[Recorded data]
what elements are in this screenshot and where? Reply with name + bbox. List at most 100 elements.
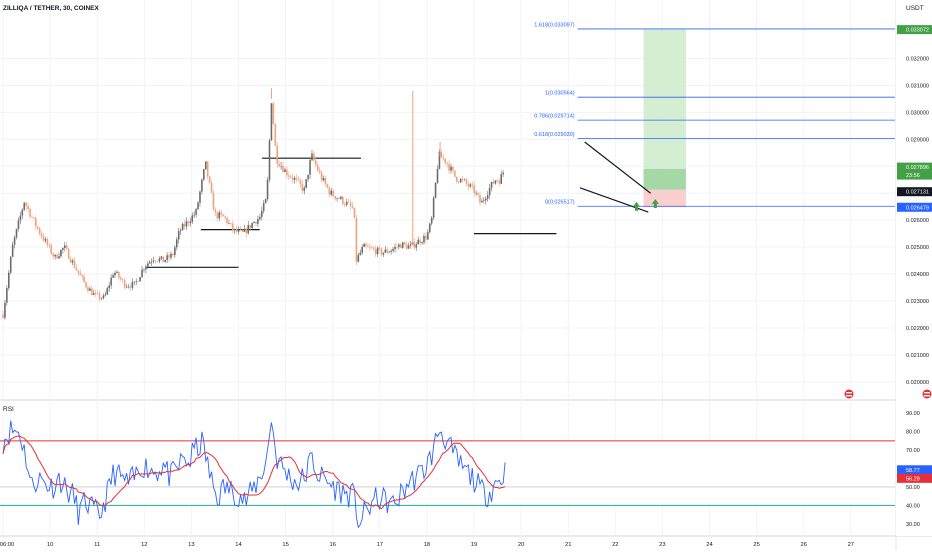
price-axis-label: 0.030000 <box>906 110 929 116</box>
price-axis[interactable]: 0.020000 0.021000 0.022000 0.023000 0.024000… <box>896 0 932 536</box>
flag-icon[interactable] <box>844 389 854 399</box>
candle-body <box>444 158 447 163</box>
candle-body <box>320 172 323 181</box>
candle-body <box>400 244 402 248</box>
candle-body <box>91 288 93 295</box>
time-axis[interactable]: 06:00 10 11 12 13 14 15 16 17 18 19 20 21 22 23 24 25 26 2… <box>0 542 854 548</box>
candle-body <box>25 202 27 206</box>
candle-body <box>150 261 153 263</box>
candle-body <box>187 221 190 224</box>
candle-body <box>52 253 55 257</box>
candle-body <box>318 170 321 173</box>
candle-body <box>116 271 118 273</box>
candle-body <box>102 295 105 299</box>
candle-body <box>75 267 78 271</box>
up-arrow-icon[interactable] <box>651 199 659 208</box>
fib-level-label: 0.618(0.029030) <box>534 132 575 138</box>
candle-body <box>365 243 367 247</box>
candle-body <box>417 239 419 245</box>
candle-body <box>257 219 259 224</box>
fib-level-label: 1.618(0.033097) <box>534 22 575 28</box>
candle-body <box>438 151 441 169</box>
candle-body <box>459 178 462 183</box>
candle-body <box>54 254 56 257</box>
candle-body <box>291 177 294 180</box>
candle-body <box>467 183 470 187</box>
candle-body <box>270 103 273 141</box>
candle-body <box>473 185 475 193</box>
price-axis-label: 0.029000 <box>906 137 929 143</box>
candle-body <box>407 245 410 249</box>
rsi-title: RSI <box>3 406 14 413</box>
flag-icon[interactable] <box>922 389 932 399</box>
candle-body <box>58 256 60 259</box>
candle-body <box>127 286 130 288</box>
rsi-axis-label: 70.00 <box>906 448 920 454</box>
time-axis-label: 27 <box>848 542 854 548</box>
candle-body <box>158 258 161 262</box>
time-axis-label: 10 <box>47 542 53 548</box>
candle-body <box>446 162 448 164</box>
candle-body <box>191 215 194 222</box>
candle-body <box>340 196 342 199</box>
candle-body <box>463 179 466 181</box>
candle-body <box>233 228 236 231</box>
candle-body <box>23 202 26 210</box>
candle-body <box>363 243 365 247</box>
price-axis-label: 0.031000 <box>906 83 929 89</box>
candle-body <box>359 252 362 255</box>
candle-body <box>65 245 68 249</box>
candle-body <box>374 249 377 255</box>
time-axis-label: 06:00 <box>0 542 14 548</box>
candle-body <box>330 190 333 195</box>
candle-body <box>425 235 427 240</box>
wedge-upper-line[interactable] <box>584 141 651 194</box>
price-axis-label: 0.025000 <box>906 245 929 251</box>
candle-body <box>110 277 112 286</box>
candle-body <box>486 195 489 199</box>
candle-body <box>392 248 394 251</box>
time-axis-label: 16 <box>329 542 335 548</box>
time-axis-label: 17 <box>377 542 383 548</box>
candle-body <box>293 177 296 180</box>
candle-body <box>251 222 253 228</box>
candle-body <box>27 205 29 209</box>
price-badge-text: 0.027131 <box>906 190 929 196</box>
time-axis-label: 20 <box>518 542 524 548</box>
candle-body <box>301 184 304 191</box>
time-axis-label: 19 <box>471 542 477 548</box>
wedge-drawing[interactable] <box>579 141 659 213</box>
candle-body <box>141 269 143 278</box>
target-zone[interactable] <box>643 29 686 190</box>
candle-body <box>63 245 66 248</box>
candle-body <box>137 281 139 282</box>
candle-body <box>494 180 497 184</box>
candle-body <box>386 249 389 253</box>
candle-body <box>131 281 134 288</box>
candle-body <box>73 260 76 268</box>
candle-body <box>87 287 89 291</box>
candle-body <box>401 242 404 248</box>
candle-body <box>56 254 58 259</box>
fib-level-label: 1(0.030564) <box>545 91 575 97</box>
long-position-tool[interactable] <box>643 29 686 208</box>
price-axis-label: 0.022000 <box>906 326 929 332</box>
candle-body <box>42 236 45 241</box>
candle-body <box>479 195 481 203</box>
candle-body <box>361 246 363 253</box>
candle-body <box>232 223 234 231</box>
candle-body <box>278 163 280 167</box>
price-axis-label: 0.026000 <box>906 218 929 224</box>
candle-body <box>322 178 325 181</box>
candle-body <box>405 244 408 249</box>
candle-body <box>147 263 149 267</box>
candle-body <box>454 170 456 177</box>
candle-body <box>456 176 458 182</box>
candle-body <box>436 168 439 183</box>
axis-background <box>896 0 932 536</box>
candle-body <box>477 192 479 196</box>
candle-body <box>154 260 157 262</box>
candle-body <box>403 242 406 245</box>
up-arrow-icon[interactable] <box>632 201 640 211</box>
---
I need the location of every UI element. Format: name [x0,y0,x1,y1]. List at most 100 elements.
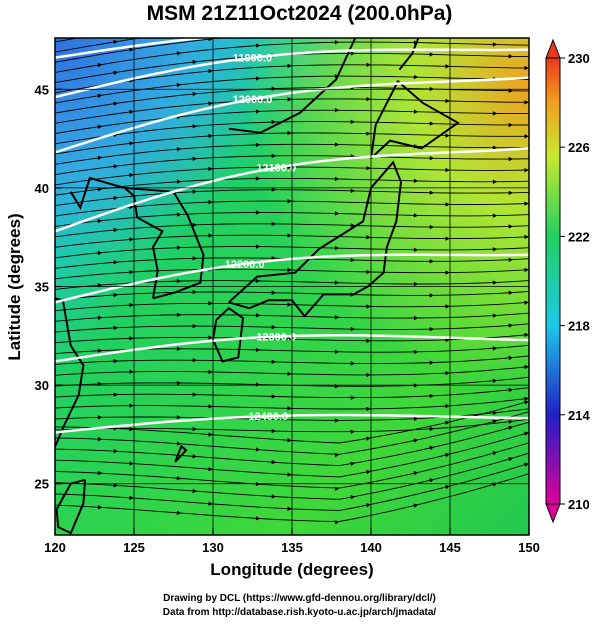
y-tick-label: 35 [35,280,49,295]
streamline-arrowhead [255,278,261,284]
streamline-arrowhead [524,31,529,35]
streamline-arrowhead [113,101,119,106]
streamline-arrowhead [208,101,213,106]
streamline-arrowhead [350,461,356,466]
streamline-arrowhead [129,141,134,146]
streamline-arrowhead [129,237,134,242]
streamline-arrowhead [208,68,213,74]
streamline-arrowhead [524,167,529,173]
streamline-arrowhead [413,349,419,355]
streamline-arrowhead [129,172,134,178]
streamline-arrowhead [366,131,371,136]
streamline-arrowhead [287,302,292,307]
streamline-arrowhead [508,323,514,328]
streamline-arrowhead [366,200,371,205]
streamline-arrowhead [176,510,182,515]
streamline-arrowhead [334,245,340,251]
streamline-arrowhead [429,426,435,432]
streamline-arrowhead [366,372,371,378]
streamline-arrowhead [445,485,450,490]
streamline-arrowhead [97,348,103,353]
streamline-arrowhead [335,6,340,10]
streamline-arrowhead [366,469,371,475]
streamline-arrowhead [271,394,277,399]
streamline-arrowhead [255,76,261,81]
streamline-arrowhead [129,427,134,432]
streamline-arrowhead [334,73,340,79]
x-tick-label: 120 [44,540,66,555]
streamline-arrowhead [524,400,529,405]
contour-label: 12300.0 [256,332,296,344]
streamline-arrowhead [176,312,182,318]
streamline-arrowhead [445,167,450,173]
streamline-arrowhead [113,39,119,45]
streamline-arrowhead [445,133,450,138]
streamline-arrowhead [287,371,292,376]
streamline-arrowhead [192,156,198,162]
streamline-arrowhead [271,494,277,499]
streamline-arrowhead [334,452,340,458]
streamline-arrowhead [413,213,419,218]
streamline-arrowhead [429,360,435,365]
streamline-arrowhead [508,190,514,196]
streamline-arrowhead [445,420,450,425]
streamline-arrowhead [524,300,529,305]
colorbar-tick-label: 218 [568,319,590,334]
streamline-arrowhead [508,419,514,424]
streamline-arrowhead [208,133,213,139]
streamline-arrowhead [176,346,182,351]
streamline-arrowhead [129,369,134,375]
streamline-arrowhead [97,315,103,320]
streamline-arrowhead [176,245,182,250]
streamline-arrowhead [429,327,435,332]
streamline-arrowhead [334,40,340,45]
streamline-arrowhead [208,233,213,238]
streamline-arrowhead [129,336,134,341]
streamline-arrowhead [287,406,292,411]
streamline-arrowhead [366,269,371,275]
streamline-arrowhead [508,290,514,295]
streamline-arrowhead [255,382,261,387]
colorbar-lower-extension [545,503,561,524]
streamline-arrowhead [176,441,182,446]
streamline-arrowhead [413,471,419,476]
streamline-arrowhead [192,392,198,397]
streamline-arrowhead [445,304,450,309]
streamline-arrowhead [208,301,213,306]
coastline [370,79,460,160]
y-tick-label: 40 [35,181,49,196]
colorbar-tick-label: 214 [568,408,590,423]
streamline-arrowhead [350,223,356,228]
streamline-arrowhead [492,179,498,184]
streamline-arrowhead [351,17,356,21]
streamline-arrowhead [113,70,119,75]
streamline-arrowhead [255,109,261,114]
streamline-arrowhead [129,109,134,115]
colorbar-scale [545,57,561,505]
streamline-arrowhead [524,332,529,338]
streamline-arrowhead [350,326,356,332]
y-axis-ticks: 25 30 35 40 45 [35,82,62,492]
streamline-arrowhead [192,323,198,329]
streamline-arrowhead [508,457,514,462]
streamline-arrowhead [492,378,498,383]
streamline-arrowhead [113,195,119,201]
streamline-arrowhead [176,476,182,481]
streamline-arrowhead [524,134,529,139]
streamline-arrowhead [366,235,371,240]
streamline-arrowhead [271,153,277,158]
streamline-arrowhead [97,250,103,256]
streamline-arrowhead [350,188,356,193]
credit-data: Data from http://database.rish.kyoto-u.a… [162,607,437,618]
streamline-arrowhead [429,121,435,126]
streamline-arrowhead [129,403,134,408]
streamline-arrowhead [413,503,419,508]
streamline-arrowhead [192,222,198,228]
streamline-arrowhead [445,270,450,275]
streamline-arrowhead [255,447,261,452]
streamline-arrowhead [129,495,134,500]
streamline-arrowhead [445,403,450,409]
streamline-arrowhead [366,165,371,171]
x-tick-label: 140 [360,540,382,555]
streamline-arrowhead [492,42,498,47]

# BRIEF:
Retype the lines of the listing exactly, starting at the line that contains "price-axis-label: 0.030000 <box>906" and ending at the line that contains "candle-body <box>91 288 93 295</box>", including both of those lines.

# TASK RESPONSE:
price-axis-label: 0.030000 <box>906 110 929 116</box>
price-axis[interactable]: 0.020000 0.021000 0.022000 0.023000 0.024000… <box>896 0 932 536</box>
flag-icon[interactable] <box>844 389 854 399</box>
candle-body <box>444 158 447 163</box>
candle-body <box>320 172 323 181</box>
candle-body <box>400 244 402 248</box>
candle-body <box>91 288 93 295</box>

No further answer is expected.